(Records about charts and figures)
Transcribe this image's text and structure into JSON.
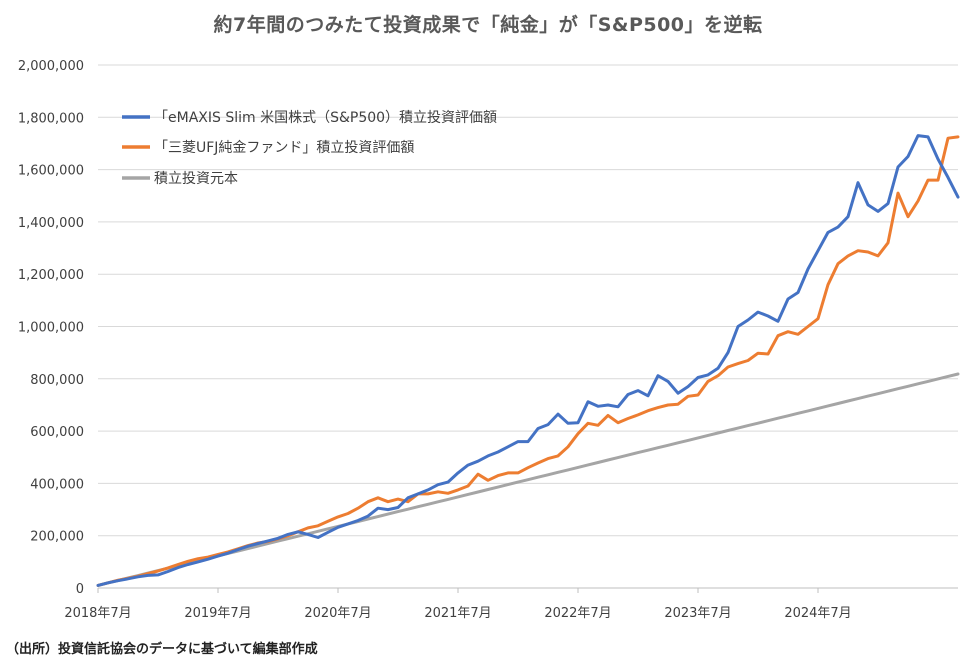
{
  "source_note": "（出所）投資信託協会のデータに基づいて編集部作成",
  "chart_data": {
    "type": "line",
    "title": "約7年間のつみたて投資成果で「純金」が「S&P500」を逆転",
    "xlabel": "",
    "ylabel": "",
    "ylim": [
      0,
      2000000
    ],
    "yticks": [
      0,
      200000,
      400000,
      600000,
      800000,
      1000000,
      1200000,
      1400000,
      1600000,
      1800000,
      2000000
    ],
    "ytick_labels": [
      "0",
      "200,000",
      "400,000",
      "600,000",
      "800,000",
      "1,000,000",
      "1,200,000",
      "1,400,000",
      "1,600,000",
      "1,800,000",
      "2,000,000"
    ],
    "x_start": "2018年7月",
    "x_end": "2025年3月",
    "xtick_labels": [
      "2018年7月",
      "2019年7月",
      "2020年7月",
      "2021年7月",
      "2022年7月",
      "2023年7月",
      "2024年7月"
    ],
    "grid": "horizontal",
    "legend_position": "top-left",
    "series": [
      {
        "name": "「eMAXIS Slim 米国株式（S&P500）積立投資評価額",
        "color": "#4472C4",
        "values": [
          10000,
          20000,
          28000,
          35000,
          43000,
          48000,
          50000,
          63000,
          78000,
          90000,
          100000,
          110000,
          122000,
          133000,
          147000,
          160000,
          170000,
          180000,
          190000,
          205000,
          215000,
          205000,
          193000,
          213000,
          232000,
          245000,
          258000,
          275000,
          305000,
          300000,
          308000,
          345000,
          360000,
          375000,
          395000,
          405000,
          440000,
          470000,
          485000,
          505000,
          520000,
          540000,
          560000,
          560000,
          610000,
          625000,
          665000,
          630000,
          632000,
          712000,
          695000,
          700000,
          693000,
          740000,
          755000,
          735000,
          812000,
          790000,
          745000,
          770000,
          805000,
          815000,
          840000,
          900000,
          1000000,
          1025000,
          1055000,
          1040000,
          1020000,
          1105000,
          1130000,
          1220000,
          1290000,
          1360000,
          1380000,
          1420000,
          1550000,
          1465000,
          1440000,
          1470000,
          1610000,
          1650000,
          1730000,
          1725000,
          1640000,
          1570000,
          1495000
        ]
      },
      {
        "name": "「三菱UFJ純金ファンド」積立投資評価額",
        "color": "#ED7D31",
        "values": [
          10000,
          20000,
          30000,
          37000,
          45000,
          55000,
          65000,
          77000,
          90000,
          102000,
          112000,
          118000,
          128000,
          138000,
          150000,
          162000,
          172000,
          178000,
          188000,
          200000,
          215000,
          230000,
          238000,
          255000,
          272000,
          285000,
          305000,
          330000,
          345000,
          330000,
          340000,
          330000,
          360000,
          360000,
          368000,
          362000,
          375000,
          390000,
          435000,
          412000,
          430000,
          440000,
          440000,
          460000,
          478000,
          495000,
          505000,
          540000,
          590000,
          630000,
          622000,
          660000,
          632000,
          648000,
          662000,
          678000,
          690000,
          700000,
          703000,
          733000,
          738000,
          790000,
          812000,
          845000,
          858000,
          870000,
          898000,
          895000,
          965000,
          980000,
          970000,
          1000000,
          1030000,
          1160000,
          1240000,
          1270000,
          1290000,
          1285000,
          1270000,
          1320000,
          1510000,
          1420000,
          1480000,
          1560000,
          1560000,
          1720000,
          1725000
        ]
      },
      {
        "name": "積立投資元本",
        "color": "#A5A5A5",
        "values": [
          10000,
          19400,
          28800,
          38200,
          47600,
          57000,
          66400,
          75800,
          85200,
          94600,
          104000,
          113400,
          122800,
          132200,
          141600,
          151000,
          160400,
          169800,
          179200,
          188600,
          198000,
          207400,
          216800,
          226200,
          235600,
          245000,
          254400,
          263800,
          273200,
          282600,
          292000,
          301400,
          310800,
          320200,
          329600,
          339000,
          348400,
          357800,
          367200,
          376600,
          386000,
          395400,
          404800,
          414200,
          423600,
          433000,
          442400,
          451800,
          461200,
          470600,
          480000,
          489400,
          498800,
          508200,
          517600,
          527000,
          536400,
          545800,
          555200,
          564600,
          574000,
          583400,
          592800,
          602200,
          611600,
          621000,
          630400,
          639800,
          649200,
          658600,
          668000,
          677400,
          686800,
          696200,
          705600,
          715000,
          724400,
          733800,
          743200,
          752600,
          762000,
          771400,
          780800,
          790200,
          799600,
          809000,
          818400
        ]
      }
    ]
  }
}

Exercise goal:
Every record is to be reproduced exactly, with no pictures included.

Solution to the problem:
Transcribe this image's text and structure into JSON.
{
  "source_note": "（出所）投資信託協会のデータに基づいて編集部作成",
  "chart_data": {
    "type": "line",
    "title": "約7年間のつみたて投資成果で「純金」が「S&P500」を逆転",
    "xlabel": "",
    "ylabel": "",
    "ylim": [
      0,
      2000000
    ],
    "yticks": [
      0,
      200000,
      400000,
      600000,
      800000,
      1000000,
      1200000,
      1400000,
      1600000,
      1800000,
      2000000
    ],
    "ytick_labels": [
      "0",
      "200,000",
      "400,000",
      "600,000",
      "800,000",
      "1,000,000",
      "1,200,000",
      "1,400,000",
      "1,600,000",
      "1,800,000",
      "2,000,000"
    ],
    "x_start": "2018年7月",
    "x_end": "2025年3月",
    "xtick_labels": [
      "2018年7月",
      "2019年7月",
      "2020年7月",
      "2021年7月",
      "2022年7月",
      "2023年7月",
      "2024年7月"
    ],
    "grid": "horizontal",
    "legend_position": "top-left",
    "series": [
      {
        "name": "「eMAXIS Slim 米国株式（S&P500）積立投資評価額",
        "color": "#4472C4",
        "values": [
          10000,
          20000,
          28000,
          35000,
          43000,
          48000,
          50000,
          63000,
          78000,
          90000,
          100000,
          110000,
          122000,
          133000,
          147000,
          160000,
          170000,
          180000,
          190000,
          205000,
          215000,
          205000,
          193000,
          213000,
          232000,
          245000,
          258000,
          275000,
          305000,
          300000,
          308000,
          345000,
          360000,
          375000,
          395000,
          405000,
          440000,
          470000,
          485000,
          505000,
          520000,
          540000,
          560000,
          560000,
          610000,
          625000,
          665000,
          630000,
          632000,
          712000,
          695000,
          700000,
          693000,
          740000,
          755000,
          735000,
          812000,
          790000,
          745000,
          770000,
          805000,
          815000,
          840000,
          900000,
          1000000,
          1025000,
          1055000,
          1040000,
          1020000,
          1105000,
          1130000,
          1220000,
          1290000,
          1360000,
          1380000,
          1420000,
          1550000,
          1465000,
          1440000,
          1470000,
          1610000,
          1650000,
          1730000,
          1725000,
          1640000,
          1570000,
          1495000
        ]
      },
      {
        "name": "「三菱UFJ純金ファンド」積立投資評価額",
        "color": "#ED7D31",
        "values": [
          10000,
          20000,
          30000,
          37000,
          45000,
          55000,
          65000,
          77000,
          90000,
          102000,
          112000,
          118000,
          128000,
          138000,
          150000,
          162000,
          172000,
          178000,
          188000,
          200000,
          215000,
          230000,
          238000,
          255000,
          272000,
          285000,
          305000,
          330000,
          345000,
          330000,
          340000,
          330000,
          360000,
          360000,
          368000,
          362000,
          375000,
          390000,
          435000,
          412000,
          430000,
          440000,
          440000,
          460000,
          478000,
          495000,
          505000,
          540000,
          590000,
          630000,
          622000,
          660000,
          632000,
          648000,
          662000,
          678000,
          690000,
          700000,
          703000,
          733000,
          738000,
          790000,
          812000,
          845000,
          858000,
          870000,
          898000,
          895000,
          965000,
          980000,
          970000,
          1000000,
          1030000,
          1160000,
          1240000,
          1270000,
          1290000,
          1285000,
          1270000,
          1320000,
          1510000,
          1420000,
          1480000,
          1560000,
          1560000,
          1720000,
          1725000
        ]
      },
      {
        "name": "積立投資元本",
        "color": "#A5A5A5",
        "values": [
          10000,
          19400,
          28800,
          38200,
          47600,
          57000,
          66400,
          75800,
          85200,
          94600,
          104000,
          113400,
          122800,
          132200,
          141600,
          151000,
          160400,
          169800,
          179200,
          188600,
          198000,
          207400,
          216800,
          226200,
          235600,
          245000,
          254400,
          263800,
          273200,
          282600,
          292000,
          301400,
          310800,
          320200,
          329600,
          339000,
          348400,
          357800,
          367200,
          376600,
          386000,
          395400,
          404800,
          414200,
          423600,
          433000,
          442400,
          451800,
          461200,
          470600,
          480000,
          489400,
          498800,
          508200,
          517600,
          527000,
          536400,
          545800,
          555200,
          564600,
          574000,
          583400,
          592800,
          602200,
          611600,
          621000,
          630400,
          639800,
          649200,
          658600,
          668000,
          677400,
          686800,
          696200,
          705600,
          715000,
          724400,
          733800,
          743200,
          752600,
          762000,
          771400,
          780800,
          790200,
          799600,
          809000,
          818400
        ]
      }
    ]
  }
}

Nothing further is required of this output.